> _Given exercise_
In the data below, find every line that has the string "apparently", and copy it.

> _Listing_
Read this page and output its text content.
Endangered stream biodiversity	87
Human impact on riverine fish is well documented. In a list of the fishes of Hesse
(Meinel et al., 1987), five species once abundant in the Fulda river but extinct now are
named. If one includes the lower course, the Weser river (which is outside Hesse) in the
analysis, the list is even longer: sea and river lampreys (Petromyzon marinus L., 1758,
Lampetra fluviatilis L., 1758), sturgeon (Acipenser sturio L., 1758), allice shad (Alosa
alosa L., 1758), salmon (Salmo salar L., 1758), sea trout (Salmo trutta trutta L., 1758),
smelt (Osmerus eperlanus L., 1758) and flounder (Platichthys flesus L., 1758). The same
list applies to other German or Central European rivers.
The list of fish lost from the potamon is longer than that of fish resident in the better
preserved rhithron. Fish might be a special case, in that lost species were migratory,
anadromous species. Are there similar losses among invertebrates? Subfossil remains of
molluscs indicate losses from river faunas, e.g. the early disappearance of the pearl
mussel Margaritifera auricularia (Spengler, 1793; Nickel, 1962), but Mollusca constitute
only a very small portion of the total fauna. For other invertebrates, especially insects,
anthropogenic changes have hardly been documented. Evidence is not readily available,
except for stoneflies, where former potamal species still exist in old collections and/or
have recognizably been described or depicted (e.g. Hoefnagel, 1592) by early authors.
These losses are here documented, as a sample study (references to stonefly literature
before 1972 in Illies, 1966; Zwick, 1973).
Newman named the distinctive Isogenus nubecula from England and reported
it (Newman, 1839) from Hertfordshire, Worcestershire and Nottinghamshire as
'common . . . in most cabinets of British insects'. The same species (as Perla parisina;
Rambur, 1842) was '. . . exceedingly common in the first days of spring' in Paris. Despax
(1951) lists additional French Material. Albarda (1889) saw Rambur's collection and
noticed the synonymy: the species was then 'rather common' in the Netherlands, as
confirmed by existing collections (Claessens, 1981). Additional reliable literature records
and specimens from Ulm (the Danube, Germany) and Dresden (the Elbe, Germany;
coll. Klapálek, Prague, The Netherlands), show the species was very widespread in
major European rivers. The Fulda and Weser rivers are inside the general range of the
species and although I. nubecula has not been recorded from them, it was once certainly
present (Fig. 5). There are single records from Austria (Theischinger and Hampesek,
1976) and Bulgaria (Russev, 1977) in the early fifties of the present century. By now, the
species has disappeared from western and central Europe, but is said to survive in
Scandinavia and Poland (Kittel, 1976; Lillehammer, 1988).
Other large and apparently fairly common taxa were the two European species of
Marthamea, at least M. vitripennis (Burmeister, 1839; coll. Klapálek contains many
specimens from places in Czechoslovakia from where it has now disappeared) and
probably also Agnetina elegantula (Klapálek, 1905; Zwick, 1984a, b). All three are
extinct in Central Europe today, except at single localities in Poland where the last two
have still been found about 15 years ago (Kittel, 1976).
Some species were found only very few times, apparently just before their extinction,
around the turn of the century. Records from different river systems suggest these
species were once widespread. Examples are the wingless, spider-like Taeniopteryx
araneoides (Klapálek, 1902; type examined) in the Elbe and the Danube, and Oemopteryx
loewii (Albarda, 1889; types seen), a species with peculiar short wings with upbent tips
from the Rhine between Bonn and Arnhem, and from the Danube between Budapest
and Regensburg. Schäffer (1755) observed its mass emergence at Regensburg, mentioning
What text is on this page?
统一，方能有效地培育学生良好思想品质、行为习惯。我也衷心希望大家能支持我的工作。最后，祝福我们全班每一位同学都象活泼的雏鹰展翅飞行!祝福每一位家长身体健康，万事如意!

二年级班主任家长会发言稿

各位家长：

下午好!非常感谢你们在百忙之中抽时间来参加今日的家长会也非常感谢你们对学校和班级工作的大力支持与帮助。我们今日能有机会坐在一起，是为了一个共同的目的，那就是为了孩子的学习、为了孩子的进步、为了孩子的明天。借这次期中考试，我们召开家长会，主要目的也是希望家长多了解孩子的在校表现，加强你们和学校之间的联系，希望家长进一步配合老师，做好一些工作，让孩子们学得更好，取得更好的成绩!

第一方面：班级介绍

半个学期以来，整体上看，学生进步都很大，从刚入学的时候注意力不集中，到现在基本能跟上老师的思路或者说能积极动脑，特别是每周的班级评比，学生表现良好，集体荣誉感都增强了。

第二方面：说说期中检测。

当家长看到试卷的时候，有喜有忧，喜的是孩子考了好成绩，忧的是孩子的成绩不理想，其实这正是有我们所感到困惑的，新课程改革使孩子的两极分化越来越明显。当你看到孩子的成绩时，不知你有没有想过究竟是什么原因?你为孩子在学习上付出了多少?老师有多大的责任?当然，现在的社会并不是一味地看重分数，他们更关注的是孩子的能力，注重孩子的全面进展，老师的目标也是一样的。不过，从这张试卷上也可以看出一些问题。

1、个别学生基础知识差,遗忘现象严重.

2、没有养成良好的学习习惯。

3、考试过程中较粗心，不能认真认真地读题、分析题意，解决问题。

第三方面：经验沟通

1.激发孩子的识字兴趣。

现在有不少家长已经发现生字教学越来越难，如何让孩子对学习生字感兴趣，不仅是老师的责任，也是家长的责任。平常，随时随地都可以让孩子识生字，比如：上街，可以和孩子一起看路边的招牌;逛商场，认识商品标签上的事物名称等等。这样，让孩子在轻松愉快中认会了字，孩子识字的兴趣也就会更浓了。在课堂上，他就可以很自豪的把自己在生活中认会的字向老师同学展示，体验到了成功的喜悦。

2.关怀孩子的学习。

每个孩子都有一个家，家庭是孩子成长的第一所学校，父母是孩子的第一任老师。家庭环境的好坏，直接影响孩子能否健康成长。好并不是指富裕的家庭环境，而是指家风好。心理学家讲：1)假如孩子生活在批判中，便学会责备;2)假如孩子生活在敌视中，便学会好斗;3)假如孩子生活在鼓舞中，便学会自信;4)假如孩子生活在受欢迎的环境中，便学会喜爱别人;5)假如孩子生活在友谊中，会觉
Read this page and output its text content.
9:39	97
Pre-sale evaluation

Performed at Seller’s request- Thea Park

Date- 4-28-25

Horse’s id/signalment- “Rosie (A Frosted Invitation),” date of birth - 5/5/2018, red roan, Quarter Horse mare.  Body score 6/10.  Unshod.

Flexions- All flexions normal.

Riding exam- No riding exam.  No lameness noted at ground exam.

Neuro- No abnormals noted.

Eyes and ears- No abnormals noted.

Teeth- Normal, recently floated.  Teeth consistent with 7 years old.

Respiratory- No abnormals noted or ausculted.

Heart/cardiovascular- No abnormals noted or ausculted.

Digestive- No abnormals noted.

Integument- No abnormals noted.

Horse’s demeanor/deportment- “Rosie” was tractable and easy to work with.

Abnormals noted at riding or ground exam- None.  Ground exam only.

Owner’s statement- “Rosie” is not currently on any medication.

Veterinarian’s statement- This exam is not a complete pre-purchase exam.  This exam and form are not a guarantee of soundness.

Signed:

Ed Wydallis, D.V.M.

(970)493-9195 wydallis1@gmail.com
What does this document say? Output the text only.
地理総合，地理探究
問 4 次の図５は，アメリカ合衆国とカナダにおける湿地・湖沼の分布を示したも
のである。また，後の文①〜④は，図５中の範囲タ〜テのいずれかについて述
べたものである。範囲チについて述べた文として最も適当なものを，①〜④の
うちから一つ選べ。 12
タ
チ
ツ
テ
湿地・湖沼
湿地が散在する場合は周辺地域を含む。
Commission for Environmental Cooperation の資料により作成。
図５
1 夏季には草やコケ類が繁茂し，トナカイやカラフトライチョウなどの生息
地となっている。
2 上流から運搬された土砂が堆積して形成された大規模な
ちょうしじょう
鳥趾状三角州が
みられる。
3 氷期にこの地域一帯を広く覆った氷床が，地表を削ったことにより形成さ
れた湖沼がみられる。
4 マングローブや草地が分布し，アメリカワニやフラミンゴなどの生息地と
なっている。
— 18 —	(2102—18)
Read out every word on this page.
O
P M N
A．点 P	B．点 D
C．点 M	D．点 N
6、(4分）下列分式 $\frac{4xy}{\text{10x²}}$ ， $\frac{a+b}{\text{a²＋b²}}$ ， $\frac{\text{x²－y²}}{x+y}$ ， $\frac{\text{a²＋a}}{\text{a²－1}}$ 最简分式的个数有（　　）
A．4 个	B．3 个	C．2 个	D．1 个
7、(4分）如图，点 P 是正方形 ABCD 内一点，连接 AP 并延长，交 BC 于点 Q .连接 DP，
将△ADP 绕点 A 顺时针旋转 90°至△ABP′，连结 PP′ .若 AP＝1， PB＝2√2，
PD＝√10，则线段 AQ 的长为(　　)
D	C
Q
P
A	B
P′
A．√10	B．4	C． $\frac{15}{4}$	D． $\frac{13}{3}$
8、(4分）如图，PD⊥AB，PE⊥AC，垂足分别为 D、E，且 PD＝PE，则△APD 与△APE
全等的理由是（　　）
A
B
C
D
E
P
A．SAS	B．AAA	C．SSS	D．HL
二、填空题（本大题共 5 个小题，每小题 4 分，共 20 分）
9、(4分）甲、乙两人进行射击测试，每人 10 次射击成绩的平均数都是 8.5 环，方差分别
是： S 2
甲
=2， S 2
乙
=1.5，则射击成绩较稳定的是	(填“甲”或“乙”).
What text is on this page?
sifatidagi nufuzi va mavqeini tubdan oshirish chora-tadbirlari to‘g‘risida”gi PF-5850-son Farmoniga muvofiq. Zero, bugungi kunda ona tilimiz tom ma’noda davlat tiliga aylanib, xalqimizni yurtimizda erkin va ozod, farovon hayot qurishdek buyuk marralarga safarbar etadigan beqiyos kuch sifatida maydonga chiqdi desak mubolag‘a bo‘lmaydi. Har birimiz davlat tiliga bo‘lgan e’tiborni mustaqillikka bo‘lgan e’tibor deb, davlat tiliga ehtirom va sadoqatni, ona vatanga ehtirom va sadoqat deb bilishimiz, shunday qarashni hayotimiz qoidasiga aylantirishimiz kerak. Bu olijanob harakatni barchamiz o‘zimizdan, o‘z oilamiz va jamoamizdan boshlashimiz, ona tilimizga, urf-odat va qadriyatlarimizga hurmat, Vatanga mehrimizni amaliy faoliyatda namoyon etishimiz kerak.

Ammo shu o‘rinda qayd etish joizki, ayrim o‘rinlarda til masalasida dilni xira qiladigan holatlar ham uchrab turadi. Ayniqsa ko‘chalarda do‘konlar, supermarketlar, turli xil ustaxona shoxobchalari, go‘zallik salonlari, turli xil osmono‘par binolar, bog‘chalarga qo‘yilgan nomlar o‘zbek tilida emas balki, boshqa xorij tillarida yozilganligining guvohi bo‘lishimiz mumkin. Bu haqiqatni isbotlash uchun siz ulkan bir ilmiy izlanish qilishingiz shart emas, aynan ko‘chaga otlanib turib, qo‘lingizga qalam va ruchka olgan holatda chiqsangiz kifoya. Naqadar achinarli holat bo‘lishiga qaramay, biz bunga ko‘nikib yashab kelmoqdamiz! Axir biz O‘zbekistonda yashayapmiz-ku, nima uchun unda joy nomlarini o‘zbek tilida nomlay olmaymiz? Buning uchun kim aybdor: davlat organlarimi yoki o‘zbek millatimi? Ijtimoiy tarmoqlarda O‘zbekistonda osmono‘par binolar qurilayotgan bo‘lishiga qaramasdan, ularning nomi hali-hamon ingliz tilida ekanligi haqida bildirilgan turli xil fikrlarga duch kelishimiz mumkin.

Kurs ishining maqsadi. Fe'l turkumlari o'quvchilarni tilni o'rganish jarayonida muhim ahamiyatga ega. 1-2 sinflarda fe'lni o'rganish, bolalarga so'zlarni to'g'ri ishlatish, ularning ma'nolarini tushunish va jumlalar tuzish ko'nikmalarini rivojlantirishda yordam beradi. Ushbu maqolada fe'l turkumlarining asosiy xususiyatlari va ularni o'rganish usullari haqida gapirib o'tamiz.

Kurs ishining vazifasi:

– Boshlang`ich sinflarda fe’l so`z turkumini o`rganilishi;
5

> _Output for this task_
Other large and apparently fairly common taxa were the two European species of
Some species were found only very few times, apparently just before their extinction,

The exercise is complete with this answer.